## [Aim]
Keep the images out and copy every entry below exactly.
# START OF Data section
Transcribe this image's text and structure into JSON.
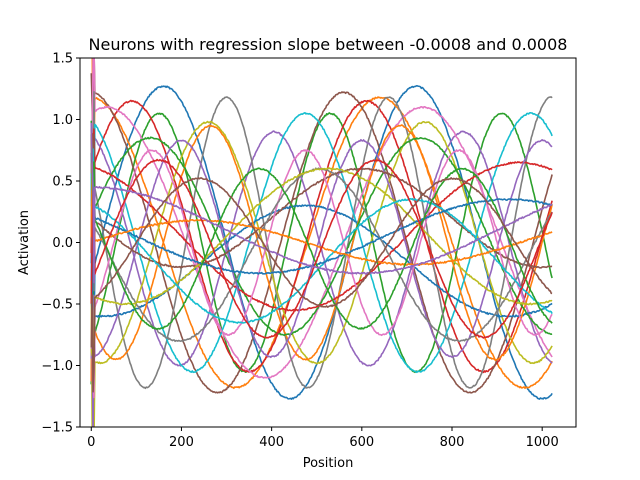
{
  "chart_data": {
    "type": "line",
    "title": "Neurons with regression slope between -0.0008 and 0.0008",
    "xlabel": "Position",
    "ylabel": "Activation",
    "xlim": [
      -25,
      1075
    ],
    "ylim": [
      -1.5,
      1.5
    ],
    "xticks": [
      0,
      200,
      400,
      600,
      800,
      1000
    ],
    "yticks": [
      -1.5,
      -1.0,
      -0.5,
      0.0,
      0.5,
      1.0,
      1.5
    ],
    "xtick_labels": [
      "0",
      "200",
      "400",
      "600",
      "800",
      "1000"
    ],
    "ytick_labels": [
      "−1.5",
      "−1.0",
      "−0.5",
      "0.0",
      "0.5",
      "1.0",
      "1.5"
    ],
    "grid": false,
    "legend": "none",
    "x_range": [
      0,
      1023
    ],
    "series": [
      {
        "color": "#1f77b4",
        "amplitude": 1.27,
        "period": 560,
        "phase": 20,
        "offset": 0.0
      },
      {
        "color": "#ff7f0e",
        "amplitude": 1.18,
        "period": 640,
        "phase": 480,
        "offset": 0.0
      },
      {
        "color": "#2ca02c",
        "amplitude": 1.05,
        "period": 380,
        "phase": 55,
        "offset": 0.0
      },
      {
        "color": "#d62728",
        "amplitude": 1.1,
        "period": 520,
        "phase": 480,
        "offset": 0.05
      },
      {
        "color": "#9467bd",
        "amplitude": 0.95,
        "period": 420,
        "phase": 300,
        "offset": -0.05
      },
      {
        "color": "#8c564b",
        "amplitude": 1.22,
        "period": 560,
        "phase": 420,
        "offset": 0.0
      },
      {
        "color": "#e377c2",
        "amplitude": 1.1,
        "period": 700,
        "phase": 560,
        "offset": 0.0
      },
      {
        "color": "#7f7f7f",
        "amplitude": 1.18,
        "period": 360,
        "phase": 210,
        "offset": 0.0
      },
      {
        "color": "#bcbd22",
        "amplitude": 0.98,
        "period": 480,
        "phase": 140,
        "offset": 0.0
      },
      {
        "color": "#17becf",
        "amplitude": 1.05,
        "period": 500,
        "phase": 350,
        "offset": 0.0
      },
      {
        "color": "#1f77b4",
        "amplitude": 0.45,
        "period": 900,
        "phase": 250,
        "offset": -0.15
      },
      {
        "color": "#ff7f0e",
        "amplitude": 0.95,
        "period": 420,
        "phase": 160,
        "offset": 0.0
      },
      {
        "color": "#2ca02c",
        "amplitude": 0.8,
        "period": 600,
        "phase": 580,
        "offset": 0.05
      },
      {
        "color": "#d62728",
        "amplitude": 0.6,
        "period": 1000,
        "phase": 700,
        "offset": 0.05
      },
      {
        "color": "#9467bd",
        "amplitude": 0.88,
        "period": 400,
        "phase": 100,
        "offset": -0.05
      },
      {
        "color": "#8c564b",
        "amplitude": 0.4,
        "period": 800,
        "phase": 400,
        "offset": 0.2
      },
      {
        "color": "#e377c2",
        "amplitude": 0.75,
        "period": 340,
        "phase": 50,
        "offset": 0.0
      },
      {
        "color": "#7f7f7f",
        "amplitude": 0.7,
        "period": 620,
        "phase": 350,
        "offset": -0.1
      },
      {
        "color": "#bcbd22",
        "amplitude": 0.55,
        "period": 900,
        "phase": 300,
        "offset": 0.05
      },
      {
        "color": "#17becf",
        "amplitude": 0.5,
        "period": 760,
        "phase": 520,
        "offset": -0.15
      },
      {
        "color": "#1f77b4",
        "amplitude": 0.3,
        "period": 1100,
        "phase": 650,
        "offset": 0.05
      },
      {
        "color": "#ff7f0e",
        "amplitude": 0.18,
        "period": 950,
        "phase": 0,
        "offset": 0.0
      },
      {
        "color": "#2ca02c",
        "amplitude": 0.65,
        "period": 450,
        "phase": 260,
        "offset": -0.05
      },
      {
        "color": "#d62728",
        "amplitude": 0.72,
        "period": 480,
        "phase": 30,
        "offset": -0.05
      },
      {
        "color": "#9467bd",
        "amplitude": 0.35,
        "period": 1200,
        "phase": 900,
        "offset": 0.1
      },
      {
        "color": "#8c564b",
        "amplitude": 0.52,
        "period": 560,
        "phase": 100,
        "offset": 0.0
      }
    ]
  }
}
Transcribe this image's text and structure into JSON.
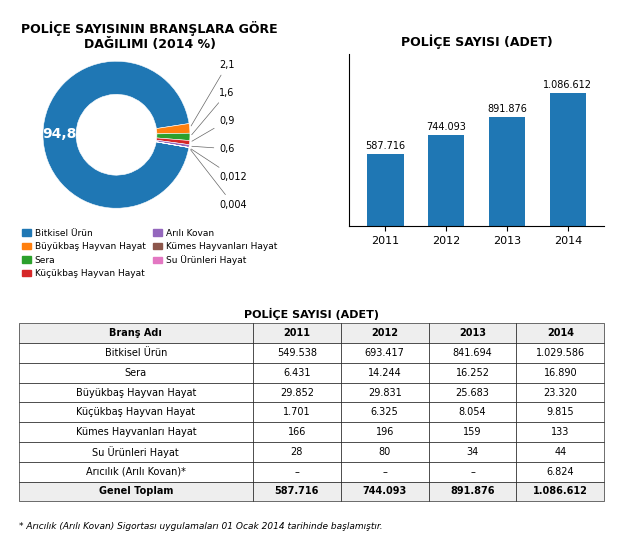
# END OF Data section
## [Exercise answer]
Transcribe this image's text and structure into JSON.
{
  "chart_data": {
    "type": "line",
    "title": "Neurons with regression slope between -0.0008 and 0.0008",
    "xlabel": "Position",
    "ylabel": "Activation",
    "xlim": [
      -25,
      1075
    ],
    "ylim": [
      -1.5,
      1.5
    ],
    "xticks": [
      0,
      200,
      400,
      600,
      800,
      1000
    ],
    "yticks": [
      -1.5,
      -1.0,
      -0.5,
      0.0,
      0.5,
      1.0,
      1.5
    ],
    "xtick_labels": [
      "0",
      "200",
      "400",
      "600",
      "800",
      "1000"
    ],
    "ytick_labels": [
      "−1.5",
      "−1.0",
      "−0.5",
      "0.0",
      "0.5",
      "1.0",
      "1.5"
    ],
    "grid": false,
    "legend": "none",
    "x_range": [
      0,
      1023
    ],
    "series": [
      {
        "color": "#1f77b4",
        "amplitude": 1.27,
        "period": 560,
        "phase": 20,
        "offset": 0.0
      },
      {
        "color": "#ff7f0e",
        "amplitude": 1.18,
        "period": 640,
        "phase": 480,
        "offset": 0.0
      },
      {
        "color": "#2ca02c",
        "amplitude": 1.05,
        "period": 380,
        "phase": 55,
        "offset": 0.0
      },
      {
        "color": "#d62728",
        "amplitude": 1.1,
        "period": 520,
        "phase": 480,
        "offset": 0.05
      },
      {
        "color": "#9467bd",
        "amplitude": 0.95,
        "period": 420,
        "phase": 300,
        "offset": -0.05
      },
      {
        "color": "#8c564b",
        "amplitude": 1.22,
        "period": 560,
        "phase": 420,
        "offset": 0.0
      },
      {
        "color": "#e377c2",
        "amplitude": 1.1,
        "period": 700,
        "phase": 560,
        "offset": 0.0
      },
      {
        "color": "#7f7f7f",
        "amplitude": 1.18,
        "period": 360,
        "phase": 210,
        "offset": 0.0
      },
      {
        "color": "#bcbd22",
        "amplitude": 0.98,
        "period": 480,
        "phase": 140,
        "offset": 0.0
      },
      {
        "color": "#17becf",
        "amplitude": 1.05,
        "period": 500,
        "phase": 350,
        "offset": 0.0
      },
      {
        "color": "#1f77b4",
        "amplitude": 0.45,
        "period": 900,
        "phase": 250,
        "offset": -0.15
      },
      {
        "color": "#ff7f0e",
        "amplitude": 0.95,
        "period": 420,
        "phase": 160,
        "offset": 0.0
      },
      {
        "color": "#2ca02c",
        "amplitude": 0.8,
        "period": 600,
        "phase": 580,
        "offset": 0.05
      },
      {
        "color": "#d62728",
        "amplitude": 0.6,
        "period": 1000,
        "phase": 700,
        "offset": 0.05
      },
      {
        "color": "#9467bd",
        "amplitude": 0.88,
        "period": 400,
        "phase": 100,
        "offset": -0.05
      },
      {
        "color": "#8c564b",
        "amplitude": 0.4,
        "period": 800,
        "phase": 400,
        "offset": 0.2
      },
      {
        "color": "#e377c2",
        "amplitude": 0.75,
        "period": 340,
        "phase": 50,
        "offset": 0.0
      },
      {
        "color": "#7f7f7f",
        "amplitude": 0.7,
        "period": 620,
        "phase": 350,
        "offset": -0.1
      },
      {
        "color": "#bcbd22",
        "amplitude": 0.55,
        "period": 900,
        "phase": 300,
        "offset": 0.05
      },
      {
        "color": "#17becf",
        "amplitude": 0.5,
        "period": 760,
        "phase": 520,
        "offset": -0.15
      },
      {
        "color": "#1f77b4",
        "amplitude": 0.3,
        "period": 1100,
        "phase": 650,
        "offset": 0.05
      },
      {
        "color": "#ff7f0e",
        "amplitude": 0.18,
        "period": 950,
        "phase": 0,
        "offset": 0.0
      },
      {
        "color": "#2ca02c",
        "amplitude": 0.65,
        "period": 450,
        "phase": 260,
        "offset": -0.05
      },
      {
        "color": "#d62728",
        "amplitude": 0.72,
        "period": 480,
        "phase": 30,
        "offset": -0.05
      },
      {
        "color": "#9467bd",
        "amplitude": 0.35,
        "period": 1200,
        "phase": 900,
        "offset": 0.1
      },
      {
        "color": "#8c564b",
        "amplitude": 0.52,
        "period": 560,
        "phase": 100,
        "offset": 0.0
      }
    ]
  }
}
Transcribe this image's text and structure into JSON.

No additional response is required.